_INSTRUCTION A_. From the passage on the NieR:Automata ending, copy the text between "At some point, there" and "to the network.", inclusive.
_INSTRUCTION B_. In the passage on the NieR:Automata ending, what must the player give up in exchange for rescuing a stranger?

The textual entries are rendered enemy targets, emitting an astounding barrage of projectiles in all directions. Contact with one of the latter causes the player to lose a “life,” like in old arcade games, and having lost three lives the player is asked whether they would like to connect to “the network”—a somewhat ominous proposition, given the fact that countless hours have just been spent battling the enemy machines’ network. The player can click “no” and refuse defeat, repeating the battle multiple times, but victory seems impossible, and each time the player loses the computer taunts: “Do you give up?” “Is it all pointless?” “Do you admit there is no meaning to this world?”
At some point, there is no option but to connect to the network, in which case we receive a message like: “8X ‘I did my best. One thing is certain: I’m rooting for you.’ USA.” Fragments of other messages are visible in the background. We then receive a rescue offer, and multiple spaceships join ours, multiplying our firepower and our chance of survival. With each collision, one of the spaceships is destroyed, and we read messages such as: “Crs501’s data has been lost.” “minato’s data has been lost.” “Yambu’s data has been lost.” What we are witnessing, it turns out, are the traces of other players’ savefile data—the computational memory that parallels or even replaces human memory and enables players to replay or restore the game from an earlier save state—being sacrificed to help other players connected to the network.
Upon completion of the task with the assistance of these anonymous helpers, we are prompted to send a message of our own to other players. Then, another prompt: “Please respond to this query. You, X, faithful player of this title, have lost your life multiple times to make it this far. You have faced crushing hardship, and suffered greatly for it. Do you have any interest in helping the weak?” The possible answers are a simple “Yes” or “No.” And while the theatrics of these queries may be slightly off-putting, a significant ethical choice is being framed here. An affirmative answer triggers the following message: “Selecting this option enables you to save someone somewhere in the world. However, in exchange, you will lose all of your save data. Do you still wish to rescue someone—a total stranger—in spite of this?” The player is given several opportunities to reconsider, along with further warnings that really everything—all our progress in the game, items and weapons obtained, skills and intelligence unlocked, and generally all of the labor we have invested in the game—will be lost forever in an act of self-sacrifice. If we persist, the computer responds: “Very well. In exchange for all of your data, I will convey your will to this world.” Then we see the game’s configuration menus, all of the places and save points on the map disappearing one after another, followed by the options under “quests,” “items,” “weapons,” and so on. Finally, the options under “system” are deleted, all of the save states disappearing until there is nothing left but a blank slate. The image fades to white, and we are informed: “All of your data has been deleted.” After a short message thanking the player for playing, the “save” indicator appears in the top right corner of the screen. We read “Save complete” and then “Connecting to the network…” Finally, a glitchy NieR:Automata logo comes into focus, along with the message “Press any button.”

_DATASET SECTION_.

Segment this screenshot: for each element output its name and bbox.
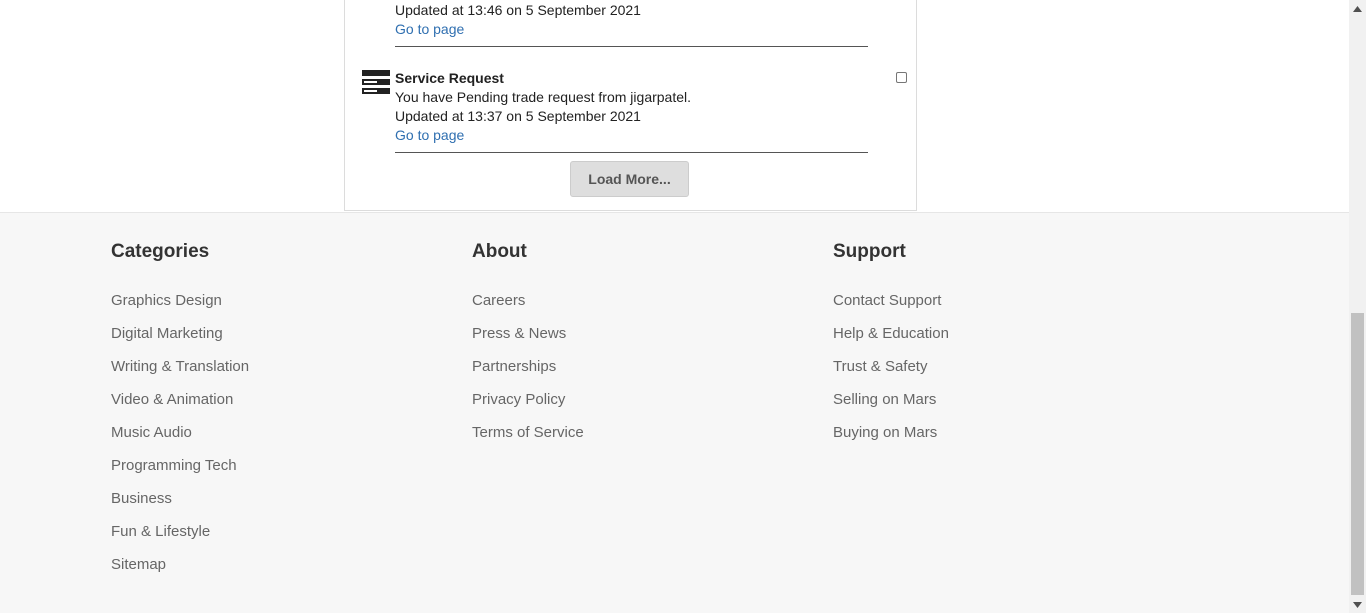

_COMPLETE ANSWER A_.
At some point, there is no option but to connect to the network, in which case we receive a message like: “8X ‘I did my best. One thing is certain: I’m rooting for you.’ USA.” Fragments of other messages are visible in the background. We then receive a rescue offer, and multiple spaceships join ours, multiplying our firepower and our chance of survival. With each collision, one of the spaceships is destroyed, and we read messages such as: “Crs501’s data has been lost.” “minato’s data has been lost.” “Yambu’s data has been lost.” What we are witnessing, it turns out, are the traces of other players’ savefile data—the computational memory that parallels or even replaces human memory and enables players to replay or restore the game from an earlier save state—being sacrificed to help other players connected to the network.

_COMPLETE ANSWER B_. All of their save data.